▶ _WHAT YOU NEED TO DO_: Please write the listing below out again exactly, leaving every picture behind.

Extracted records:
═══
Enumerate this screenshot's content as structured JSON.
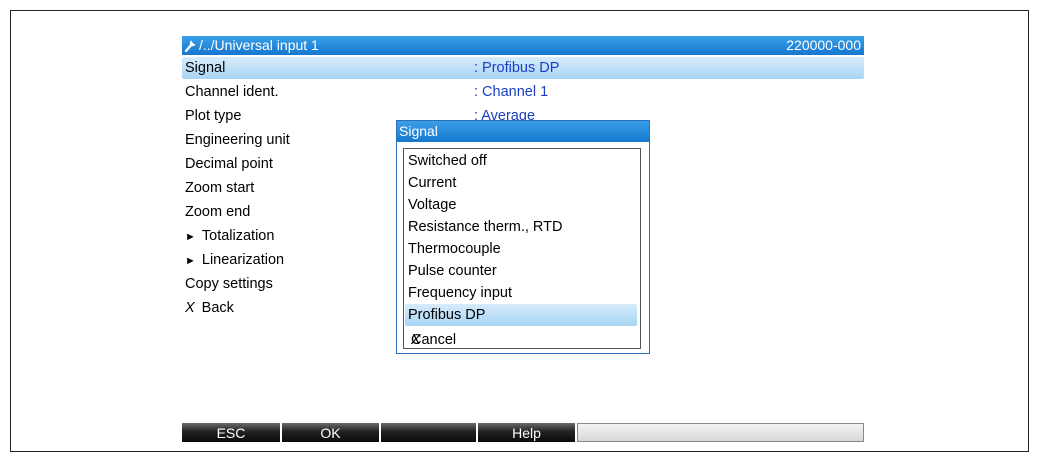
{
  "header": {
    "path": "/../Universal input 1",
    "code": "220000-000"
  },
  "menu": [
    {
      "label": "Signal",
      "value": ": Profibus DP",
      "selected": true
    },
    {
      "label": "Channel ident.",
      "value": ": Channel 1"
    },
    {
      "label": "Plot type",
      "value": ": Average"
    },
    {
      "label": "Engineering unit",
      "value": ""
    },
    {
      "label": "Decimal point",
      "value": ""
    },
    {
      "label": "Zoom start",
      "value": ""
    },
    {
      "label": "Zoom end",
      "value": ""
    },
    {
      "label": "Totalization",
      "value": "",
      "submenu": true
    },
    {
      "label": "Linearization",
      "value": "",
      "submenu": true
    },
    {
      "label": "Copy settings",
      "value": ""
    },
    {
      "label": "Back",
      "value": "",
      "back": true
    }
  ],
  "dialog": {
    "title": "Signal",
    "options": [
      {
        "label": "Switched off"
      },
      {
        "label": "Current"
      },
      {
        "label": "Voltage"
      },
      {
        "label": "Resistance therm., RTD"
      },
      {
        "label": "Thermocouple"
      },
      {
        "label": "Pulse counter"
      },
      {
        "label": "Frequency input"
      },
      {
        "label": "Profibus DP",
        "selected": true
      },
      {
        "label": "Cancel",
        "cancel": true
      }
    ]
  },
  "footer": {
    "esc": "ESC",
    "ok": "OK",
    "blank": "",
    "help": "Help"
  },
  "icons": {
    "header_icon": "wrench-icon",
    "back_icon": "x-mark-icon",
    "submenu_icon": "triangle-right-icon"
  },
  "colors": {
    "header_blue": "#1677cf",
    "value_text": "#1a3fc4",
    "selection": "#a9d5f5"
  }
}
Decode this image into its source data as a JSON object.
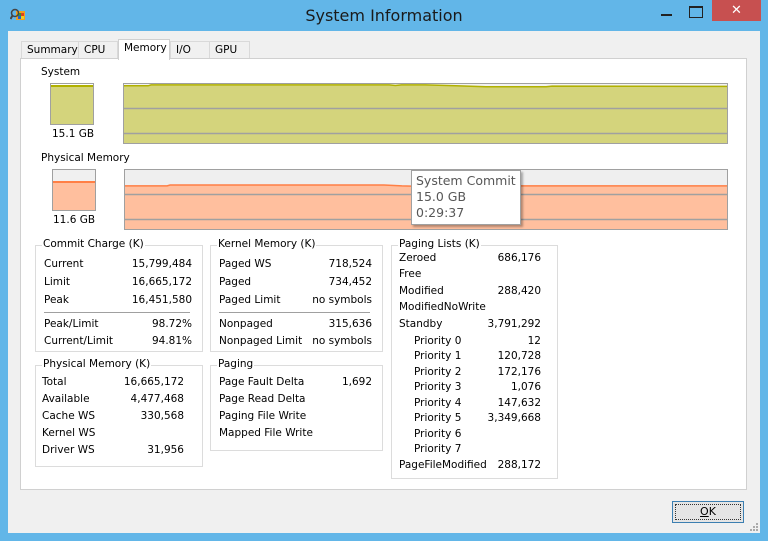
{
  "window": {
    "title": "System Information",
    "close_label": "✕"
  },
  "tabs": [
    {
      "label": "Summary",
      "active": false
    },
    {
      "label": "CPU",
      "active": false
    },
    {
      "label": "Memory",
      "active": true
    },
    {
      "label": "I/O",
      "active": false
    },
    {
      "label": "GPU",
      "active": false
    }
  ],
  "graphs": {
    "system": {
      "label": "System",
      "value_label": "15.1 GB",
      "fill_fraction": 0.97,
      "color_fill": "#d4d47c",
      "color_line": "#b0b000"
    },
    "physical": {
      "label": "Physical Memory",
      "value_label": "11.6 GB",
      "fill_fraction": 0.73,
      "color_fill": "#ffbf9e",
      "color_line": "#ff7f45"
    }
  },
  "tooltip": {
    "title": "System Commit",
    "value": "15.0 GB",
    "time": "0:29:37"
  },
  "commit_charge": {
    "title": "Commit Charge (K)",
    "rows": [
      {
        "key": "Current",
        "value": "15,799,484"
      },
      {
        "key": "Limit",
        "value": "16,665,172"
      },
      {
        "key": "Peak",
        "value": "16,451,580"
      },
      {
        "key": "Peak/Limit",
        "value": "98.72%"
      },
      {
        "key": "Current/Limit",
        "value": "94.81%"
      }
    ]
  },
  "physical_memory": {
    "title": "Physical Memory (K)",
    "rows": [
      {
        "key": "Total",
        "value": "16,665,172"
      },
      {
        "key": "Available",
        "value": "4,477,468"
      },
      {
        "key": "Cache WS",
        "value": "330,568"
      },
      {
        "key": "Kernel WS",
        "value": ""
      },
      {
        "key": "Driver WS",
        "value": "31,956"
      }
    ]
  },
  "kernel_memory": {
    "title": "Kernel Memory (K)",
    "rows": [
      {
        "key": "Paged WS",
        "value": "718,524"
      },
      {
        "key": "Paged",
        "value": "734,452"
      },
      {
        "key": "Paged Limit",
        "value": "no symbols"
      },
      {
        "key": "Nonpaged",
        "value": "315,636"
      },
      {
        "key": "Nonpaged Limit",
        "value": "no symbols"
      }
    ]
  },
  "paging": {
    "title": "Paging",
    "rows": [
      {
        "key": "Page Fault Delta",
        "value": "1,692"
      },
      {
        "key": "Page Read Delta",
        "value": ""
      },
      {
        "key": "Paging File Write",
        "value": ""
      },
      {
        "key": "Mapped File Write",
        "value": ""
      }
    ]
  },
  "paging_lists": {
    "title": "Paging Lists (K)",
    "rows": [
      {
        "key": "Zeroed",
        "value": "686,176"
      },
      {
        "key": "Free",
        "value": ""
      },
      {
        "key": "Modified",
        "value": "288,420"
      },
      {
        "key": "ModifiedNoWrite",
        "value": ""
      },
      {
        "key": "Standby",
        "value": "3,791,292"
      },
      {
        "key": "Priority 0",
        "value": "12"
      },
      {
        "key": "Priority 1",
        "value": "120,728"
      },
      {
        "key": "Priority 2",
        "value": "172,176"
      },
      {
        "key": "Priority 3",
        "value": "1,076"
      },
      {
        "key": "Priority 4",
        "value": "147,632"
      },
      {
        "key": "Priority 5",
        "value": "3,349,668"
      },
      {
        "key": "Priority 6",
        "value": ""
      },
      {
        "key": "Priority 7",
        "value": ""
      },
      {
        "key": "PageFileModified",
        "value": "288,172"
      }
    ]
  },
  "buttons": {
    "ok_prefix": "O",
    "ok_rest": "K"
  }
}
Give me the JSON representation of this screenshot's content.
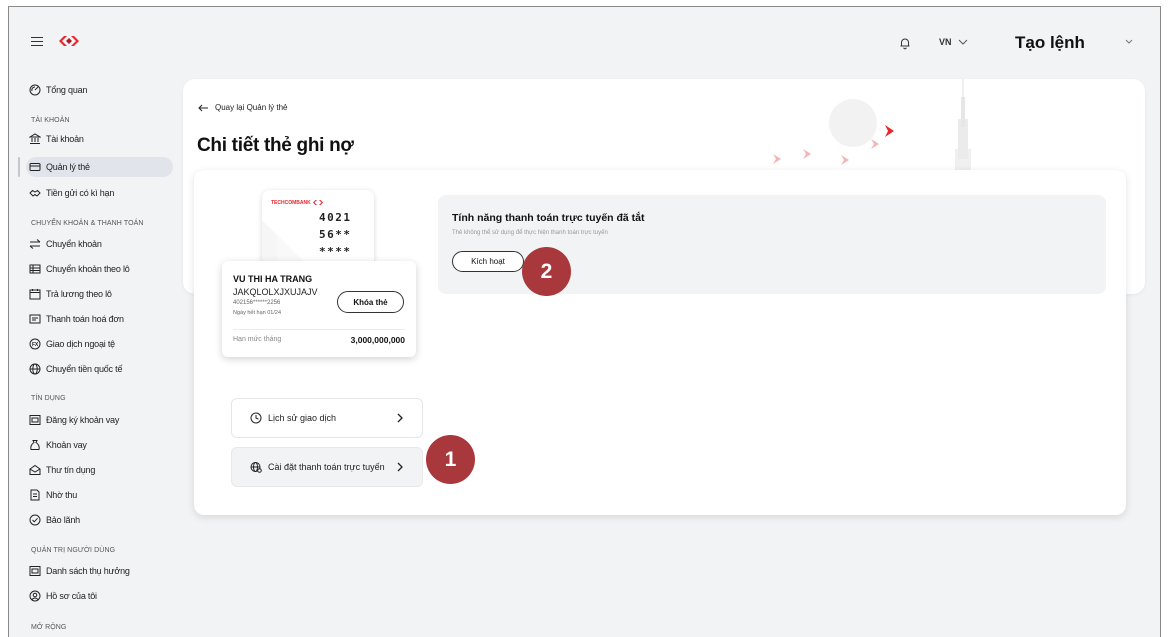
═══
▶ _RESULT FOR THIS EXERCISE_:
Enumerate this screenshot's content as structured JSON.
{
  "header": {
    "path": "/../Universal input 1",
    "code": "220000-000"
  },
  "menu": [
    {
      "label": "Signal",
      "value": ": Profibus DP",
      "selected": true
    },
    {
      "label": "Channel ident.",
      "value": ": Channel 1"
    },
    {
      "label": "Plot type",
      "value": ": Average"
    },
    {
      "label": "Engineering unit",
      "value": ""
    },
    {
      "label": "Decimal point",
      "value": ""
    },
    {
      "label": "Zoom start",
      "value": ""
    },
    {
      "label": "Zoom end",
      "value": ""
    },
    {
      "label": "Totalization",
      "value": "",
      "submenu": true
    },
    {
      "label": "Linearization",
      "value": "",
      "submenu": true
    },
    {
      "label": "Copy settings",
      "value": ""
    },
    {
      "label": "Back",
      "value": "",
      "back": true
    }
  ],
  "dialog": {
    "title": "Signal",
    "options": [
      {
        "label": "Switched off"
      },
      {
        "label": "Current"
      },
      {
        "label": "Voltage"
      },
      {
        "label": "Resistance therm., RTD"
      },
      {
        "label": "Thermocouple"
      },
      {
        "label": "Pulse counter"
      },
      {
        "label": "Frequency input"
      },
      {
        "label": "Profibus DP",
        "selected": true
      },
      {
        "label": "Cancel",
        "cancel": true
      }
    ]
  },
  "footer": {
    "esc": "ESC",
    "ok": "OK",
    "blank": "",
    "help": "Help"
  },
  "icons": {
    "header_icon": "wrench-icon",
    "back_icon": "x-mark-icon",
    "submenu_icon": "triangle-right-icon"
  },
  "colors": {
    "header_blue": "#1677cf",
    "value_text": "#1a3fc4",
    "selection": "#a9d5f5"
  }
}
Decode this image into its source data as a JSON object.
{
  "window": {
    "title": "System Information",
    "close_label": "✕"
  },
  "tabs": [
    {
      "label": "Summary",
      "active": false
    },
    {
      "label": "CPU",
      "active": false
    },
    {
      "label": "Memory",
      "active": true
    },
    {
      "label": "I/O",
      "active": false
    },
    {
      "label": "GPU",
      "active": false
    }
  ],
  "graphs": {
    "system": {
      "label": "System",
      "value_label": "15.1 GB",
      "fill_fraction": 0.97,
      "color_fill": "#d4d47c",
      "color_line": "#b0b000"
    },
    "physical": {
      "label": "Physical Memory",
      "value_label": "11.6 GB",
      "fill_fraction": 0.73,
      "color_fill": "#ffbf9e",
      "color_line": "#ff7f45"
    }
  },
  "tooltip": {
    "title": "System Commit",
    "value": "15.0 GB",
    "time": "0:29:37"
  },
  "commit_charge": {
    "title": "Commit Charge (K)",
    "rows": [
      {
        "key": "Current",
        "value": "15,799,484"
      },
      {
        "key": "Limit",
        "value": "16,665,172"
      },
      {
        "key": "Peak",
        "value": "16,451,580"
      },
      {
        "key": "Peak/Limit",
        "value": "98.72%"
      },
      {
        "key": "Current/Limit",
        "value": "94.81%"
      }
    ]
  },
  "physical_memory": {
    "title": "Physical Memory (K)",
    "rows": [
      {
        "key": "Total",
        "value": "16,665,172"
      },
      {
        "key": "Available",
        "value": "4,477,468"
      },
      {
        "key": "Cache WS",
        "value": "330,568"
      },
      {
        "key": "Kernel WS",
        "value": ""
      },
      {
        "key": "Driver WS",
        "value": "31,956"
      }
    ]
  },
  "kernel_memory": {
    "title": "Kernel Memory (K)",
    "rows": [
      {
        "key": "Paged WS",
        "value": "718,524"
      },
      {
        "key": "Paged",
        "value": "734,452"
      },
      {
        "key": "Paged Limit",
        "value": "no symbols"
      },
      {
        "key": "Nonpaged",
        "value": "315,636"
      },
      {
        "key": "Nonpaged Limit",
        "value": "no symbols"
      }
    ]
  },
  "paging": {
    "title": "Paging",
    "rows": [
      {
        "key": "Page Fault Delta",
        "value": "1,692"
      },
      {
        "key": "Page Read Delta",
        "value": ""
      },
      {
        "key": "Paging File Write",
        "value": ""
      },
      {
        "key": "Mapped File Write",
        "value": ""
      }
    ]
  },
  "paging_lists": {
    "title": "Paging Lists (K)",
    "rows": [
      {
        "key": "Zeroed",
        "value": "686,176"
      },
      {
        "key": "Free",
        "value": ""
      },
      {
        "key": "Modified",
        "value": "288,420"
      },
      {
        "key": "ModifiedNoWrite",
        "value": ""
      },
      {
        "key": "Standby",
        "value": "3,791,292"
      },
      {
        "key": "Priority 0",
        "value": "12"
      },
      {
        "key": "Priority 1",
        "value": "120,728"
      },
      {
        "key": "Priority 2",
        "value": "172,176"
      },
      {
        "key": "Priority 3",
        "value": "1,076"
      },
      {
        "key": "Priority 4",
        "value": "147,632"
      },
      {
        "key": "Priority 5",
        "value": "3,349,668"
      },
      {
        "key": "Priority 6",
        "value": ""
      },
      {
        "key": "Priority 7",
        "value": ""
      },
      {
        "key": "PageFileModified",
        "value": "288,172"
      }
    ]
  },
  "buttons": {
    "ok_prefix": "O",
    "ok_rest": "K"
  }
}
Give me the JSON representation of this screenshot's content.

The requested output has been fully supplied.